RECORD SET:
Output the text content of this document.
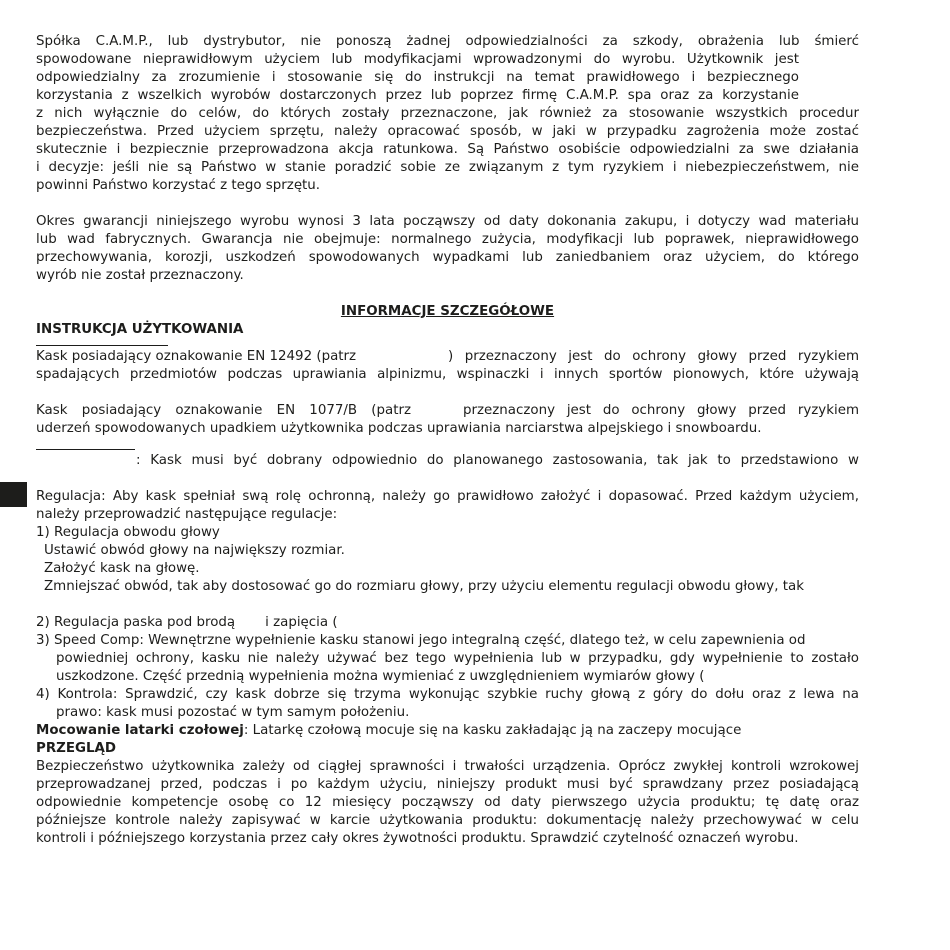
Spółka C.A.M.P., lub dystrybutor, nie ponoszą żadnej odpowiedzialności za szkody, obrażenia lub śmierć
spowodowane nieprawidłowym użyciem lub modyfikacjami wprowadzonymi do wyrobu. Użytkownik jest
odpowiedzialny za zrozumienie i stosowanie się do instrukcji na temat prawidłowego i bezpiecznego
korzystania z wszelkich wyrobów dostarczonych przez lub poprzez firmę C.A.M.P. spa oraz za korzystanie
z nich wyłącznie do celów, do których zostały przeznaczone, jak również za stosowanie wszystkich procedur
bezpieczeństwa. Przed użyciem sprzętu, należy opracować sposób, w jaki w przypadku zagrożenia może zostać
skutecznie i bezpiecznie przeprowadzona akcja ratunkowa. Są Państwo osobiście odpowiedzialni za swe działania
i decyzje: jeśli nie są Państwo w stanie poradzić sobie ze związanym z tym ryzykiem i niebezpieczeństwem, nie
powinni Państwo korzystać z tego sprzętu.
Okres gwarancji niniejszego wyrobu wynosi 3 lata począwszy od daty dokonania zakupu, i dotyczy wad materiału
lub wad fabrycznych. Gwarancja nie obejmuje: normalnego zużycia, modyfikacji lub poprawek, nieprawidłowego
przechowywania, korozji, uszkodzeń spowodowanych wypadkami lub zaniedbaniem oraz użyciem, do którego
wyrób nie został przeznaczony.
INFORMACJE SZCZEGÓŁOWE
INSTRUKCJA UŻYTKOWANIA
Kask posiadający oznakowanie EN 12492 (patrz	) przeznaczony jest do ochrony głowy przed ryzykiem
spadających przedmiotów podczas uprawiania alpinizmu, wspinaczki i innych sportów pionowych, które używają
Kask posiadający oznakowanie EN 1077/B (patrz	przeznaczony jest do ochrony głowy przed ryzykiem
uderzeń spowodowanych upadkiem użytkownika podczas uprawiania narciarstwa alpejskiego i snowboardu.
: Kask musi być dobrany odpowiednio do planowanego zastosowania, tak jak to przedstawiono w
Regulacja: Aby kask spełniał swą rolę ochronną, należy go prawidłowo założyć i dopasować. Przed każdym użyciem,
należy przeprowadzić następujące regulacje:
1) Regulacja obwodu głowy
Ustawić obwód głowy na największy rozmiar.
Założyć kask na głowę.
Zmniejszać obwód, tak aby dostosować go do rozmiaru głowy, przy użyciu elementu regulacji obwodu głowy, tak
2) Regulacja paska pod brodą i zapięcia (
3) Speed Comp: Wewnętrzne wypełnienie kasku stanowi jego integralną część, dlatego też, w celu zapewnienia od
powiedniej ochrony, kasku nie należy używać bez tego wypełnienia lub w przypadku, gdy wypełnienie to zostało
uszkodzone. Część przednią wypełnienia można wymieniać z uwzględnieniem wymiarów głowy (
4) Kontrola: Sprawdzić, czy kask dobrze się trzyma wykonując szybkie ruchy głową z góry do dołu oraz z lewa na
prawo: kask musi pozostać w tym samym położeniu.
Mocowanie latarki czołowej: Latarkę czołową mocuje się na kasku zakładając ją na zaczepy mocujące
PRZEGLĄD
Bezpieczeństwo użytkownika zależy od ciągłej sprawności i trwałości urządzenia. Oprócz zwykłej kontroli wzrokowej
przeprowadzanej przed, podczas i po każdym użyciu, niniejszy produkt musi być sprawdzany przez posiadającą
odpowiednie kompetencje osobę co 12 miesięcy począwszy od daty pierwszego użycia produktu; tę datę oraz
późniejsze kontrole należy zapisywać w karcie użytkowania produktu: dokumentację należy przechowywać w celu
kontroli i późniejszego korzystania przez cały okres żywotności produktu. Sprawdzić czytelność oznaczeń wyrobu.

YOUR TASK: State the count of lines that contain the string "użytkownika". Nothing else is needed.

ANSWER IN FULL: 2